Stored data entries:
* Begin *

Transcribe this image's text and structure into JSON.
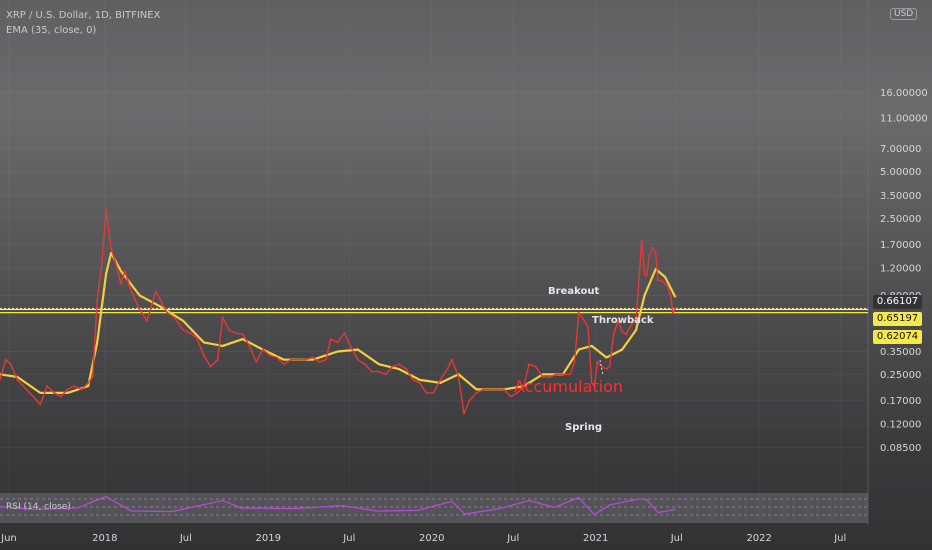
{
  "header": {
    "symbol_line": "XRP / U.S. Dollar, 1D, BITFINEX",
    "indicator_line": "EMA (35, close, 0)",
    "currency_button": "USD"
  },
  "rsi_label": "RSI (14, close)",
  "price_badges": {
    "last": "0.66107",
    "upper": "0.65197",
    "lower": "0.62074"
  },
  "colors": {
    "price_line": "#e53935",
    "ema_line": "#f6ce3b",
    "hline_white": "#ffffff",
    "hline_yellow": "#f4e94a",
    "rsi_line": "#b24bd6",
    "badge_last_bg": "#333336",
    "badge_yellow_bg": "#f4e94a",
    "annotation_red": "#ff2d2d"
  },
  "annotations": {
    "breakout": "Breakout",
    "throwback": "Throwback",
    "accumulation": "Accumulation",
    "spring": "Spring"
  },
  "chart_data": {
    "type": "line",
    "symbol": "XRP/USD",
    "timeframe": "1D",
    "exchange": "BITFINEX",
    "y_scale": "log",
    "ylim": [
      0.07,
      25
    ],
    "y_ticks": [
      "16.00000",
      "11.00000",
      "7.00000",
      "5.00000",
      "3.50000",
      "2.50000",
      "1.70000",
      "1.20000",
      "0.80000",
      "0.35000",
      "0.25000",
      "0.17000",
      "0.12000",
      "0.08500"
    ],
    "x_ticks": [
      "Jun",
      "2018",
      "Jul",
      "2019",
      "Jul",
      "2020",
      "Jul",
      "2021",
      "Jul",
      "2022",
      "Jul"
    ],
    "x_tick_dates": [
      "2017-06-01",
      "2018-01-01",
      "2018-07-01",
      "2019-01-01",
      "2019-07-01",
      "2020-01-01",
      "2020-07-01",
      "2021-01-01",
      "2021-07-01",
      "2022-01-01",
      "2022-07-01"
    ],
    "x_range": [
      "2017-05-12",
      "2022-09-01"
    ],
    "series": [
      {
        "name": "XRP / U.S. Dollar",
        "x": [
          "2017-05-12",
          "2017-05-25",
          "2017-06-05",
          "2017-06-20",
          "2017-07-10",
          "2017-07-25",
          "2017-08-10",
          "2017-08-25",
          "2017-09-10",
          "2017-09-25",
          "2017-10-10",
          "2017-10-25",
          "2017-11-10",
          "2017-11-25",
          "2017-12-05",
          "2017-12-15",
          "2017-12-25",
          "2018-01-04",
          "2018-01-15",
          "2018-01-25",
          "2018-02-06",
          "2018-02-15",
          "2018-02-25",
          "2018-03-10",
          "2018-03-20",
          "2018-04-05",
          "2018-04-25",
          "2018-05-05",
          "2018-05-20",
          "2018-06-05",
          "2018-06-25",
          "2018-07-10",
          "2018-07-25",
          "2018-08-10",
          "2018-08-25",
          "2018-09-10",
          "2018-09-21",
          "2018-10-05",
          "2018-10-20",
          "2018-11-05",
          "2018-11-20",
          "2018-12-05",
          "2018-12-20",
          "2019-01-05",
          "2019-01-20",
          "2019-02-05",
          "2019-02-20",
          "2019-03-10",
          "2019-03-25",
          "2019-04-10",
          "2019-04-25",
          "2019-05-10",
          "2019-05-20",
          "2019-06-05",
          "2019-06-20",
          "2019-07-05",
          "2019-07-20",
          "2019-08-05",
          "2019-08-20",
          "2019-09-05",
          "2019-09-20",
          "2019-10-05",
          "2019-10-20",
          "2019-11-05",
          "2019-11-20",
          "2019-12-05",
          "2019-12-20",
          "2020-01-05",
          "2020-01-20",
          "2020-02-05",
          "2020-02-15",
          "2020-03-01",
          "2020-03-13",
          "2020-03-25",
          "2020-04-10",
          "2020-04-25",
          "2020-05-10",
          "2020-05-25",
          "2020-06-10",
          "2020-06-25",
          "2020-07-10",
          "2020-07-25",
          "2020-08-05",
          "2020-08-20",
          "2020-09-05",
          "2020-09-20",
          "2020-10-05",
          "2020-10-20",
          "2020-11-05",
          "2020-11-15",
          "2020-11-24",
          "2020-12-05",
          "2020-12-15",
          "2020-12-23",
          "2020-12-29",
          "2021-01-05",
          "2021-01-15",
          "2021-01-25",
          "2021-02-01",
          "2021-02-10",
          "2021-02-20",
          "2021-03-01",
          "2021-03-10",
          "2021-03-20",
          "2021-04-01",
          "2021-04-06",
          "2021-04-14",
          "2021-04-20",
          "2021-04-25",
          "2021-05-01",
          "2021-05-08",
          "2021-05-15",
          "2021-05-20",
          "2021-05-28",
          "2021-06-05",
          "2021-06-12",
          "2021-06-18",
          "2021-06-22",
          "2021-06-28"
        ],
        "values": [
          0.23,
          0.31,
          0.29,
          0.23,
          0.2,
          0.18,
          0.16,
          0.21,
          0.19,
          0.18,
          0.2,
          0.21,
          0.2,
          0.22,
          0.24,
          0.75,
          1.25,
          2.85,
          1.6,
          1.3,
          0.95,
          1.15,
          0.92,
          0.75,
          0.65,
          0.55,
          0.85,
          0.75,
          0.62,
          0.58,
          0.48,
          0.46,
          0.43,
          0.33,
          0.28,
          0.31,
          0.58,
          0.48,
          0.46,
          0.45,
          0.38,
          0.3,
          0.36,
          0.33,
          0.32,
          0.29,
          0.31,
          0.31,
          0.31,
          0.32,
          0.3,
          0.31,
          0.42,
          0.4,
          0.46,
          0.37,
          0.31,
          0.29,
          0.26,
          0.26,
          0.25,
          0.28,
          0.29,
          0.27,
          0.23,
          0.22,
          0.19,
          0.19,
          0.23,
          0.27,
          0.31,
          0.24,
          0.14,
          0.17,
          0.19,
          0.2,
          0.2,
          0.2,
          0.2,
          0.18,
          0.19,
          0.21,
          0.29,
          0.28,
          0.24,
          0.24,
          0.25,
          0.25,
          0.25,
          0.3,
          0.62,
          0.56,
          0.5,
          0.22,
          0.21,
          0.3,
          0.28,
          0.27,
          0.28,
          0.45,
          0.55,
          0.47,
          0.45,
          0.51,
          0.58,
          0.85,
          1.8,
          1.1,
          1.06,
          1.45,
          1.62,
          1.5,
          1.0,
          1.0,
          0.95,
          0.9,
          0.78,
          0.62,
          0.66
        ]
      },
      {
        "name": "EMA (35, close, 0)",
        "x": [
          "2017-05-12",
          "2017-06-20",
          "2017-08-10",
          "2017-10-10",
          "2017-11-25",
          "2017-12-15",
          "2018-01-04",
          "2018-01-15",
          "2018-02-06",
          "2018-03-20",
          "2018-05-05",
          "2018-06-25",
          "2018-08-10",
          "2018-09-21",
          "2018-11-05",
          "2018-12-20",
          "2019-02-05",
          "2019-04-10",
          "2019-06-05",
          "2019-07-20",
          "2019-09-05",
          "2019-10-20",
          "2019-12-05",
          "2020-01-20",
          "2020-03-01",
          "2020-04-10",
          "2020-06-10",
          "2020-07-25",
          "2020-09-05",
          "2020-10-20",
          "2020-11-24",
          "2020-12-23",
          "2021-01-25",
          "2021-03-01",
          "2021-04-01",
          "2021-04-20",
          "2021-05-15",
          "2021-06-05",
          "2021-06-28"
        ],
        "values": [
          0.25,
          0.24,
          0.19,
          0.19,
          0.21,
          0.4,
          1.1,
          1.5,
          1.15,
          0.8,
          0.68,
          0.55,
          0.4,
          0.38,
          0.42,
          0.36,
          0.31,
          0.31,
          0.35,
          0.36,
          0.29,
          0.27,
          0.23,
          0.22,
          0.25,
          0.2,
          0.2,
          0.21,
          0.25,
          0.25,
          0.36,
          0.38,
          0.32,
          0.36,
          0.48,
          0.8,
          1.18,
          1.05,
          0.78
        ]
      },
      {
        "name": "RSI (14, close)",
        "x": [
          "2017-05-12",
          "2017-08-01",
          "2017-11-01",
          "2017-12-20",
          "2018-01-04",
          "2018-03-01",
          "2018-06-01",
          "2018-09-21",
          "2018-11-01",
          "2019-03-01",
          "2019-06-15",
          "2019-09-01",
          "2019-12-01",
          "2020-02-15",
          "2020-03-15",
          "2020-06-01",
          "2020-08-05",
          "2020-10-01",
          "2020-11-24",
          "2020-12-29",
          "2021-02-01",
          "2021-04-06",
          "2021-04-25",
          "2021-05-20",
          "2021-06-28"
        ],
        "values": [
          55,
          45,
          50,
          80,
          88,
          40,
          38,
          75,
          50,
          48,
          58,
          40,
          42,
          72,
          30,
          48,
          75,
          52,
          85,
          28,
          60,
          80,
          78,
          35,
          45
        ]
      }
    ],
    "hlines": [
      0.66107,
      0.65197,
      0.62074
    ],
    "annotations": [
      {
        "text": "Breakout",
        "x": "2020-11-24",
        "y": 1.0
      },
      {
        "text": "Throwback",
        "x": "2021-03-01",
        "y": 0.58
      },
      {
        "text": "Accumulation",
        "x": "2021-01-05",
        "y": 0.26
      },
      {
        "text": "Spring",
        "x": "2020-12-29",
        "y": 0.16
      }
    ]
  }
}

* End *
* Begin *

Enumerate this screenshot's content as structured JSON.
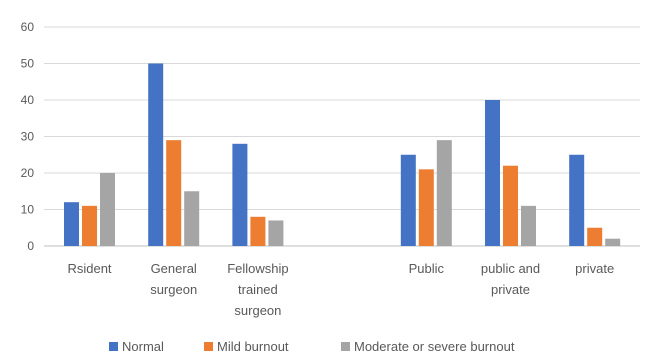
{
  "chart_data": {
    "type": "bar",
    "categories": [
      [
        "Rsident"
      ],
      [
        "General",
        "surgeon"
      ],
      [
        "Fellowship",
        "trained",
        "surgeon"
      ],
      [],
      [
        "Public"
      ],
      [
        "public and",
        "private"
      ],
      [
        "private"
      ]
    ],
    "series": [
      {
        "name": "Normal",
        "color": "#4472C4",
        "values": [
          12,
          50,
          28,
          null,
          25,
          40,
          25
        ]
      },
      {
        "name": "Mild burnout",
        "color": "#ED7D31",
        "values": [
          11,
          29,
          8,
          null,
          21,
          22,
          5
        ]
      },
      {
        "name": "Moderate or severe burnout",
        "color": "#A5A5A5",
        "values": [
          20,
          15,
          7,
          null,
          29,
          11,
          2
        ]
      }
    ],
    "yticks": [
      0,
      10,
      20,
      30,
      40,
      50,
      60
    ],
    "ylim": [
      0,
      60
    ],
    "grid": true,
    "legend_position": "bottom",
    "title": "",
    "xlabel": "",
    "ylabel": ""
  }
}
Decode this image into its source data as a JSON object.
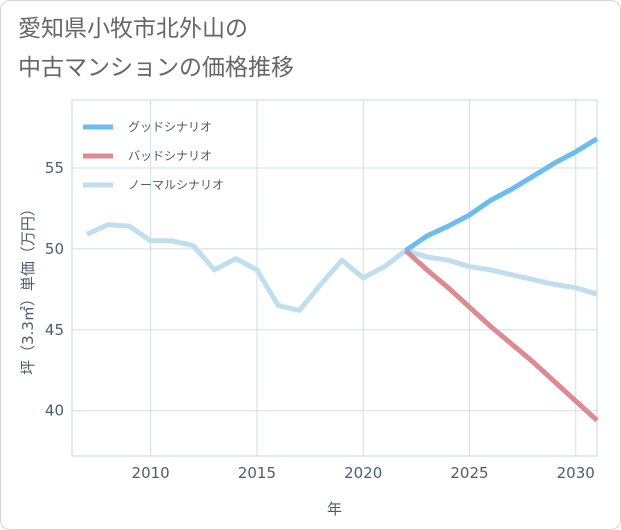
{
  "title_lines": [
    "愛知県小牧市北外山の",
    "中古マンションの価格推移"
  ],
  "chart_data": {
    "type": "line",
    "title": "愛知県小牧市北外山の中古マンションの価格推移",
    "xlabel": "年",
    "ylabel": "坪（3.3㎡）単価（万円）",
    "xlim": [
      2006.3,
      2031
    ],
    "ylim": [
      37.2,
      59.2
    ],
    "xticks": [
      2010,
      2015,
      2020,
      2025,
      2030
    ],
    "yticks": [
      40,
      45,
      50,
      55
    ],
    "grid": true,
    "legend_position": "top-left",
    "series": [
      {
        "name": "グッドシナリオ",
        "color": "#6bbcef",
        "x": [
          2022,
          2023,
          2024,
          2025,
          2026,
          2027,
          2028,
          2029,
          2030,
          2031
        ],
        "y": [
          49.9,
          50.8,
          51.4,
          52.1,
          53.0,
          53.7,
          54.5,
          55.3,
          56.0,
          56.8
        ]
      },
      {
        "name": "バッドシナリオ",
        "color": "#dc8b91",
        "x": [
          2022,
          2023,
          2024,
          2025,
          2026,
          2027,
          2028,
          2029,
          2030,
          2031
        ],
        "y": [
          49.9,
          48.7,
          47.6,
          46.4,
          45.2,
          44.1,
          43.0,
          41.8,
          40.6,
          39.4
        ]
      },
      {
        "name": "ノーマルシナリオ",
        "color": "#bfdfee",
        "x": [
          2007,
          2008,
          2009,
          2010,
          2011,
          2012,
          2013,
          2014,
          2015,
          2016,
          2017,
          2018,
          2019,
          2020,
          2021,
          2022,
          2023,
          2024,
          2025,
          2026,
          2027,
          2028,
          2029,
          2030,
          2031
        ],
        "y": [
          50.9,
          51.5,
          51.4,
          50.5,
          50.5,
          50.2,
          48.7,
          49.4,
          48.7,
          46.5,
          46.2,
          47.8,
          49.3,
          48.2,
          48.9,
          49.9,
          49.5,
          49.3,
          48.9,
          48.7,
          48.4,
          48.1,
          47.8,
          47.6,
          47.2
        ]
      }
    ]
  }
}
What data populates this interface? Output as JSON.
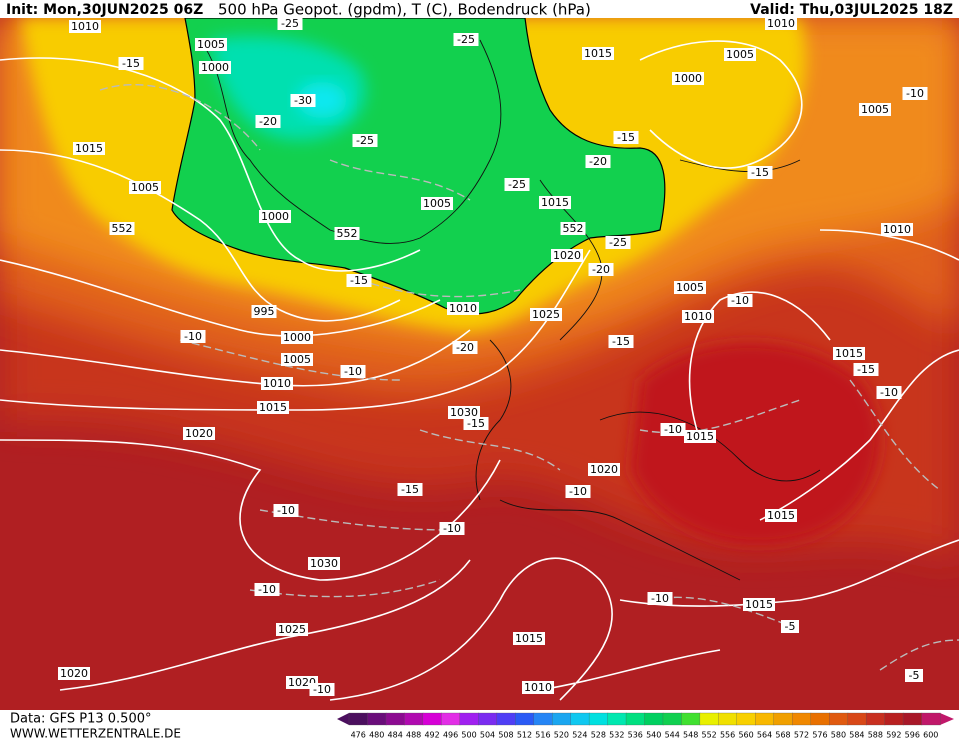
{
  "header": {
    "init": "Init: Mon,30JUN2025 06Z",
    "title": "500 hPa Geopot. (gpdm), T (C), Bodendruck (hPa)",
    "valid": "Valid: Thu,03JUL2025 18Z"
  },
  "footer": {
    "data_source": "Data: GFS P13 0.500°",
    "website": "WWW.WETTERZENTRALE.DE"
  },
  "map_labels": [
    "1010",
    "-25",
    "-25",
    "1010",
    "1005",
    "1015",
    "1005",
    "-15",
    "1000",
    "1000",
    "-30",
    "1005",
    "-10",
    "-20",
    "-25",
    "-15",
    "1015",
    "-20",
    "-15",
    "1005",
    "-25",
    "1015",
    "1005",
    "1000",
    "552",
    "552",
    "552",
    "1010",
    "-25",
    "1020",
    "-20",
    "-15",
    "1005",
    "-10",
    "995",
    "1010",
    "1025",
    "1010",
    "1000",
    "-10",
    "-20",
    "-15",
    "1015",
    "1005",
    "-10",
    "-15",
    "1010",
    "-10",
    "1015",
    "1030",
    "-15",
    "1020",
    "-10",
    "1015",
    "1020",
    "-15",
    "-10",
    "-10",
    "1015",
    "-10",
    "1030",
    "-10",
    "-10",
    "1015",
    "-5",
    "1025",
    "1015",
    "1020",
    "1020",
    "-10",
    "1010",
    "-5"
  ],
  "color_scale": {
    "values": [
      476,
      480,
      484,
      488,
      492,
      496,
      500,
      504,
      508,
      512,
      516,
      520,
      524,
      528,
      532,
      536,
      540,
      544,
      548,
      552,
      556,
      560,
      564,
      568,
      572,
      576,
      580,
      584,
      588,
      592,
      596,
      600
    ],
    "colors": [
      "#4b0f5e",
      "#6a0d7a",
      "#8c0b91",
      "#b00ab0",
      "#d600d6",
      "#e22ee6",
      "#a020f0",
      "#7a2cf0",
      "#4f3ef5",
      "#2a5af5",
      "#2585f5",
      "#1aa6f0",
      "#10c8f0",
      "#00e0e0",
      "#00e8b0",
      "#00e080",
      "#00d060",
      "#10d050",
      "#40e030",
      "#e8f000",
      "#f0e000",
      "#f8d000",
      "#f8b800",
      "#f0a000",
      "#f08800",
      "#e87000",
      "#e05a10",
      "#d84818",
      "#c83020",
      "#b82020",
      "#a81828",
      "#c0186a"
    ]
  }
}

* End *

**GIVEN PROBLEM**
Extract from the material all lines containing the string "into".

**SOLUTION TO THIS PROBLEM**
Transcribe this image's text and structure into JSON.
Decode this image into its source data as a JSON object.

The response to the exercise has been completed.